◆ **Instructions for the task**:
Could you extract every entry below and reproduce it exactly?

— START —

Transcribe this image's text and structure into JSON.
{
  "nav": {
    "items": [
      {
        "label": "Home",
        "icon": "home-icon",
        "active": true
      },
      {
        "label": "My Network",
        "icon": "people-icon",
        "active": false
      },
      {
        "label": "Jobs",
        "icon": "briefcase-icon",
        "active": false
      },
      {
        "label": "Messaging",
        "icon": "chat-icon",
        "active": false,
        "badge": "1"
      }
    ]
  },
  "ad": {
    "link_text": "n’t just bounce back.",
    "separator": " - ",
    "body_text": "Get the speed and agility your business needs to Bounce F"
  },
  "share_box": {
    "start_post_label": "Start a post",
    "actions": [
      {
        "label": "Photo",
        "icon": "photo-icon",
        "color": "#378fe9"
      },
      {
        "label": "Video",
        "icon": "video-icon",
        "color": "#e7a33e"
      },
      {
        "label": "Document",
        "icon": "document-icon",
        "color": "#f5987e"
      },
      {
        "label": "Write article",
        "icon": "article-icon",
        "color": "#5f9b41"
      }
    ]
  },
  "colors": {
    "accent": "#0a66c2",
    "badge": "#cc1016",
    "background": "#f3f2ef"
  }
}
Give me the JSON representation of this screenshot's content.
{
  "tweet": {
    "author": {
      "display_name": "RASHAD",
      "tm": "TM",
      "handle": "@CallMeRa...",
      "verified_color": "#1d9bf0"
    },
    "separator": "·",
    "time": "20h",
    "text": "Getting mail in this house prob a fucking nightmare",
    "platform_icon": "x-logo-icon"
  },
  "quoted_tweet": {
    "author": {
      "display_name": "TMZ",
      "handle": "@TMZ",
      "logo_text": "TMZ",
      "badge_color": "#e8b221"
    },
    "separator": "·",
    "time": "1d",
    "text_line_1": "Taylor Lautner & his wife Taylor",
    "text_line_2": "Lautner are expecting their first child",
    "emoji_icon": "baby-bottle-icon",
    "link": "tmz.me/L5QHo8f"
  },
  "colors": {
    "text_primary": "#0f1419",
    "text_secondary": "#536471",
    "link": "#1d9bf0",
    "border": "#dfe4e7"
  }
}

— END —

◆ **Solution for this task**:
Transcribe this image's text and structure into JSON.
{
  "nav": {
    "items": [
      {
        "label": "Home",
        "icon": "home-icon",
        "active": true
      },
      {
        "label": "My Network",
        "icon": "people-icon",
        "active": false
      },
      {
        "label": "Jobs",
        "icon": "briefcase-icon",
        "active": false
      },
      {
        "label": "Messaging",
        "icon": "chat-icon",
        "active": false,
        "badge": "1"
      }
    ]
  },
  "ad": {
    "link_text": "n’t just bounce back.",
    "separator": " - ",
    "body_text": "Get the speed and agility your business needs to Bounce F"
  },
  "share_box": {
    "start_post_label": "Start a post",
    "actions": [
      {
        "label": "Photo",
        "icon": "photo-icon",
        "color": "#378fe9"
      },
      {
        "label": "Video",
        "icon": "video-icon",
        "color": "#e7a33e"
      },
      {
        "label": "Document",
        "icon": "document-icon",
        "color": "#f5987e"
      },
      {
        "label": "Write article",
        "icon": "article-icon",
        "color": "#5f9b41"
      }
    ]
  },
  "colors": {
    "accent": "#0a66c2",
    "badge": "#cc1016",
    "background": "#f3f2ef"
  }
}
Give me the JSON representation of this screenshot's content.
{
  "tweet": {
    "author": {
      "display_name": "RASHAD",
      "tm": "TM",
      "handle": "@CallMeRa...",
      "verified_color": "#1d9bf0"
    },
    "separator": "·",
    "time": "20h",
    "text": "Getting mail in this house prob a fucking nightmare",
    "platform_icon": "x-logo-icon"
  },
  "quoted_tweet": {
    "author": {
      "display_name": "TMZ",
      "handle": "@TMZ",
      "logo_text": "TMZ",
      "badge_color": "#e8b221"
    },
    "separator": "·",
    "time": "1d",
    "text_line_1": "Taylor Lautner & his wife Taylor",
    "text_line_2": "Lautner are expecting their first child",
    "emoji_icon": "baby-bottle-icon",
    "link": "tmz.me/L5QHo8f"
  },
  "colors": {
    "text_primary": "#0f1419",
    "text_secondary": "#536471",
    "link": "#1d9bf0",
    "border": "#dfe4e7"
  }
}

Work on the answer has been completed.